┌────────

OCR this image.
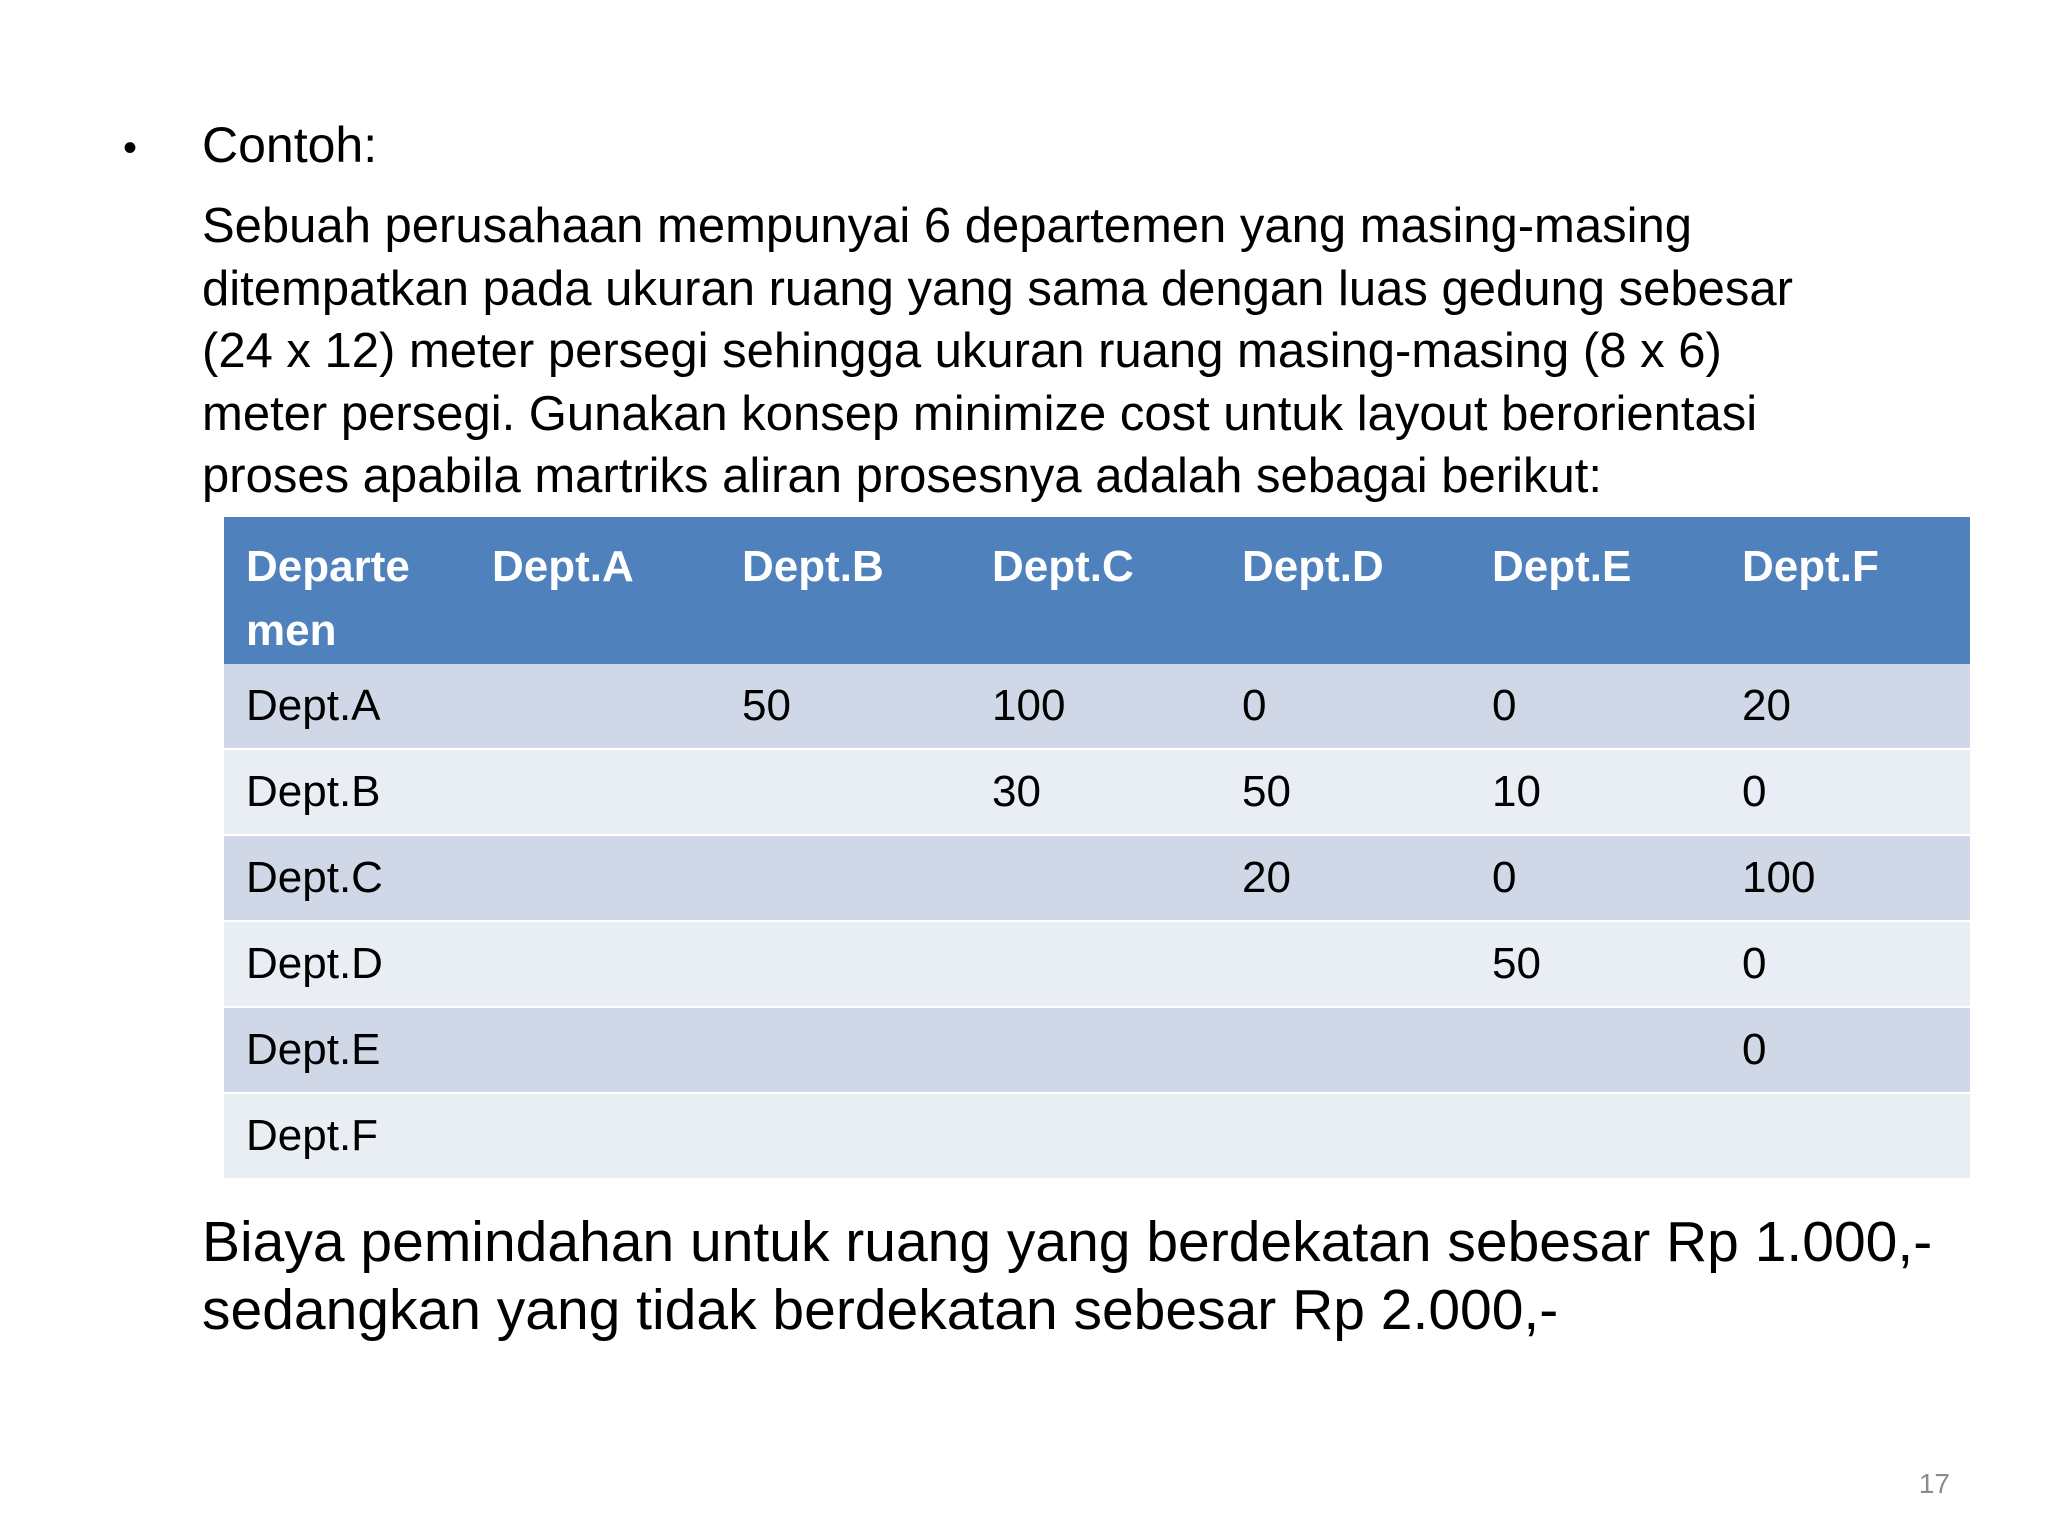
• Contoh:
Sebuah perusahaan mempunyai 6 departemen yang masing-masing
ditempatkan pada ukuran ruang yang sama dengan luas gedung sebesar
(24 x 12) meter persegi sehingga ukuran ruang masing-masing (8 x 6)
meter persegi. Gunakan konsep minimize cost untuk layout berorientasi
proses apabila martriks aliran prosesnya adalah sebagai berikut:
Departe men	Dept.A	Dept.B	Dept.C	Dept.D	Dept.E	Dept.F
Dept.A		50	100	0	0	20
Dept.B			30	50	10	0
Dept.C				20	0	100
Dept.D					50	0
Dept.E						0
Dept.F						
Biaya pemindahan untuk ruang yang berdekatan sebesar Rp 1.000,-
sedangkan yang tidak berdekatan sebesar Rp 2.000,-
17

└────────

* Exercise: Write out each entry exactly as given, but skip the pictures.

* Answer to the task:
OCR this image.
• Contoh:
Sebuah perusahaan mempunyai 6 departemen yang masing-masing
ditempatkan pada ukuran ruang yang sama dengan luas gedung sebesar
(24 x 12) meter persegi sehingga ukuran ruang masing-masing (8 x 6)
meter persegi. Gunakan konsep minimize cost untuk layout berorientasi
proses apabila martriks aliran prosesnya adalah sebagai berikut:
Departe men	Dept.A	Dept.B	Dept.C	Dept.D	Dept.E	Dept.F
Dept.A		50	100	0	0	20
Dept.B			30	50	10	0
Dept.C				20	0	100
Dept.D					50	0
Dept.E						0
Dept.F						
Biaya pemindahan untuk ruang yang berdekatan sebesar Rp 1.000,-
sedangkan yang tidak berdekatan sebesar Rp 2.000,-
17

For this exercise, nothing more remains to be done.